◆ REQUEST
Give the lines from the one containing "text: 35,0%: [558, 55, 594, 66]" up to and including the one containing "y-tick-label: 20,0%: [4, 130, 40, 140]" as a Markdown table with the columns Row and Line, leaving out any blank lines.

-- START AVAILABLE RECORDS --

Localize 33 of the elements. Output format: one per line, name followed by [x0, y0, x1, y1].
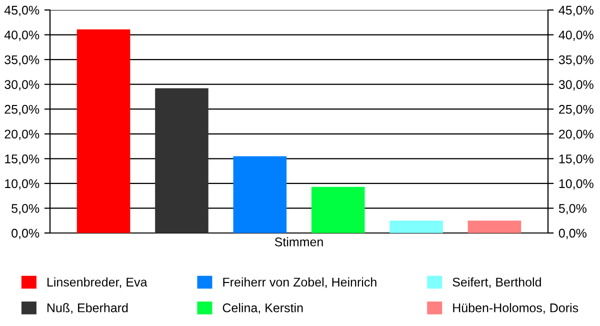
text: 35,0%: [558, 55, 594, 66]
bar: [390, 220, 443, 233]
text: 25,0%: [559, 104, 594, 116]
y-tick-label: 0,0%: [12, 228, 40, 240]
text: 0,0%: [558, 228, 586, 240]
y-tick-label: 5,0%: [12, 204, 40, 214]
bar: [233, 156, 287, 233]
x-tick-label: Stimmen: [274, 237, 323, 246]
y-tick-label: 35,0%: [4, 55, 40, 66]
text: 30,0%: [558, 80, 594, 90]
legend-label: Celina, Kerstin: [222, 303, 303, 314]
y-tick-label: 30,0%: [4, 80, 40, 90]
y-tick-label: 20,0%: [4, 130, 40, 140]
legend-label: Nuß, Eberhard: [47, 303, 128, 314]
bar: [311, 186, 365, 233]
y-tick-label: 10,0%: [5, 179, 40, 190]
text: 5,0%: [558, 204, 586, 214]
y-tick-label: 45,0%: [4, 6, 40, 16]
y-tick-label: 25,0%: [4, 104, 40, 116]
bar: [76, 29, 130, 233]
y-tick-label: 15,0%: [5, 154, 40, 165]
legend-label: Linsenbreder, Eva: [47, 277, 148, 288]
text: 20,0%: [559, 130, 594, 140]
legend-label: Seifert, Berthold: [452, 277, 541, 288]
legend-label: Freiherr von Zobel, Heinrich: [223, 277, 376, 288]
y-tick-label: 40,0%: [4, 30, 40, 41]
text: 40,0%: [558, 30, 594, 41]
bar: [468, 220, 522, 233]
text: 10,0%: [559, 179, 594, 190]
bar: [155, 88, 208, 233]
text: 15,0%: [559, 154, 594, 165]
text: 45,0%: [558, 6, 594, 16]
legend-label: Hüben-Holomos, Doris: [453, 303, 578, 314]
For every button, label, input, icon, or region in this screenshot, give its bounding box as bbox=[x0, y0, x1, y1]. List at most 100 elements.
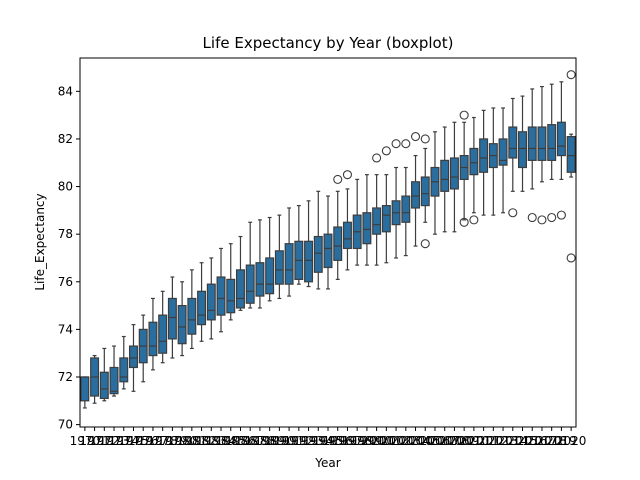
y-tick-label: 76 bbox=[58, 275, 73, 289]
box-1986 bbox=[235, 235, 245, 311]
box-iqr bbox=[342, 221, 352, 250]
box-iqr bbox=[216, 276, 226, 316]
x-tick-label: 2007 bbox=[429, 434, 460, 448]
box-1974 bbox=[119, 335, 129, 390]
box-2013 bbox=[498, 107, 508, 214]
outlier-point bbox=[372, 153, 382, 163]
y-tick-label: 78 bbox=[58, 227, 73, 241]
x-tick-label: 1988 bbox=[245, 434, 276, 448]
box-iqr bbox=[508, 126, 518, 159]
box-iqr bbox=[566, 135, 576, 173]
box-2003 bbox=[401, 139, 411, 257]
box-1971 bbox=[90, 354, 100, 404]
box-iqr bbox=[177, 304, 187, 345]
x-tick-label: 1991 bbox=[274, 434, 305, 448]
x-tick-label: 2012 bbox=[478, 434, 509, 448]
y-axis-label: Life_Expectancy bbox=[33, 193, 47, 290]
x-tick-label: 1998 bbox=[342, 434, 373, 448]
x-axis-ticks: 1970197119721973197419751976197719781979… bbox=[70, 427, 586, 448]
box-1993 bbox=[304, 200, 314, 288]
box-iqr bbox=[449, 157, 459, 190]
x-tick-label: 1972 bbox=[89, 434, 120, 448]
x-tick-label: 1970 bbox=[70, 434, 101, 448]
box-iqr bbox=[381, 205, 391, 233]
x-tick-label: 1999 bbox=[352, 434, 383, 448]
box-iqr bbox=[245, 264, 255, 304]
outlier-point bbox=[459, 110, 469, 120]
x-tick-label: 2005 bbox=[410, 434, 441, 448]
box-2010 bbox=[469, 116, 479, 225]
box-2014 bbox=[508, 97, 518, 218]
box-2005 bbox=[420, 134, 430, 249]
box-iqr bbox=[323, 233, 333, 269]
outlier-point bbox=[566, 70, 576, 80]
x-tick-label: 1993 bbox=[293, 434, 324, 448]
x-axis-label: Year bbox=[314, 456, 340, 470]
box-1975 bbox=[129, 324, 138, 392]
box-1973 bbox=[109, 345, 119, 397]
box-1989 bbox=[265, 216, 275, 302]
box-iqr bbox=[362, 212, 372, 245]
box-1979 bbox=[167, 276, 177, 359]
box-iqr bbox=[556, 121, 566, 157]
y-tick-label: 72 bbox=[58, 370, 73, 384]
y-tick-label: 84 bbox=[58, 84, 73, 98]
x-tick-label: 1995 bbox=[313, 434, 344, 448]
x-tick-label: 1977 bbox=[138, 434, 169, 448]
box-iqr bbox=[313, 235, 323, 273]
y-tick-label: 70 bbox=[58, 418, 73, 432]
outlier-point bbox=[556, 210, 566, 220]
box-2017 bbox=[537, 85, 547, 225]
box-1992 bbox=[294, 205, 304, 285]
x-tick-label: 1971 bbox=[79, 434, 110, 448]
y-tick-label: 82 bbox=[58, 132, 73, 146]
outlier-point bbox=[537, 215, 547, 225]
x-tick-label: 2000 bbox=[361, 434, 392, 448]
box-2012 bbox=[488, 107, 498, 216]
box-2019 bbox=[556, 81, 566, 220]
x-tick-label: 2002 bbox=[381, 434, 412, 448]
box-iqr bbox=[80, 376, 90, 402]
box-2018 bbox=[547, 83, 557, 223]
box-iqr bbox=[411, 181, 421, 209]
x-tick-label: 2003 bbox=[391, 434, 422, 448]
box-2006 bbox=[430, 131, 440, 235]
box-2020 bbox=[566, 70, 576, 263]
outlier-point bbox=[527, 212, 537, 223]
x-tick-label: 2017 bbox=[527, 434, 558, 448]
box-iqr bbox=[479, 138, 489, 173]
box-1980 bbox=[177, 281, 187, 357]
box-iqr bbox=[420, 176, 430, 207]
box-iqr bbox=[401, 195, 411, 223]
plot-frame bbox=[79, 57, 577, 428]
x-tick-label: 2018 bbox=[536, 434, 567, 448]
x-tick-label: 1978 bbox=[147, 434, 178, 448]
box-iqr bbox=[235, 269, 245, 309]
box-iqr bbox=[206, 283, 216, 321]
box-1978 bbox=[158, 290, 168, 364]
x-tick-label: 1979 bbox=[157, 434, 188, 448]
outlier-point bbox=[401, 139, 411, 149]
box-iqr bbox=[109, 366, 119, 395]
box-iqr bbox=[440, 159, 450, 192]
box-1996 bbox=[333, 174, 343, 280]
outlier-point bbox=[469, 215, 479, 225]
box-iqr bbox=[99, 371, 109, 400]
x-tick-label: 1976 bbox=[128, 434, 159, 448]
x-tick-label: 2016 bbox=[517, 434, 548, 448]
x-tick-label: 2009 bbox=[449, 434, 480, 448]
outlier-point bbox=[342, 170, 353, 180]
outlier-point bbox=[547, 212, 557, 223]
box-series bbox=[80, 70, 576, 409]
box-1985 bbox=[226, 243, 236, 321]
x-tick-label: 1982 bbox=[186, 434, 217, 448]
chart-title: Life Expectancy by Year (boxplot) bbox=[203, 34, 454, 52]
box-1984 bbox=[216, 247, 226, 333]
box-1990 bbox=[274, 214, 284, 300]
box-1987 bbox=[245, 221, 255, 309]
box-iqr bbox=[265, 257, 275, 295]
box-iqr bbox=[167, 297, 177, 340]
box-2015 bbox=[518, 95, 528, 192]
box-2002 bbox=[391, 139, 401, 259]
box-1988 bbox=[255, 219, 265, 309]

-- END AVAILABLE RECORDS --

◆ OUTPUT FOR THIS TASK
| Row | Line |
|---|---|
| 1 | text: 35,0%: [558, 55, 594, 66] |
| 2 | bar: [390, 220, 443, 233] |
| 3 | text: 25,0%: [559, 104, 594, 116] |
| 4 | y-tick-label: 0,0%: [12, 228, 40, 240] |
| 5 | text: 0,0%: [558, 228, 586, 240] |
| 6 | y-tick-label: 5,0%: [12, 204, 40, 214] |
| 7 | bar: [233, 156, 287, 233] |
| 8 | x-tick-label: Stimmen: [274, 237, 323, 246] |
| 9 | y-tick-label: 35,0%: [4, 55, 40, 66] |
| 10 | text: 30,0%: [558, 80, 594, 90] |
| 11 | legend-label: Celina, Kerstin: [222, 303, 303, 314] |
| 12 | y-tick-label: 30,0%: [4, 80, 40, 90] |
| 13 | y-tick-label: 20,0%: [4, 130, 40, 140] |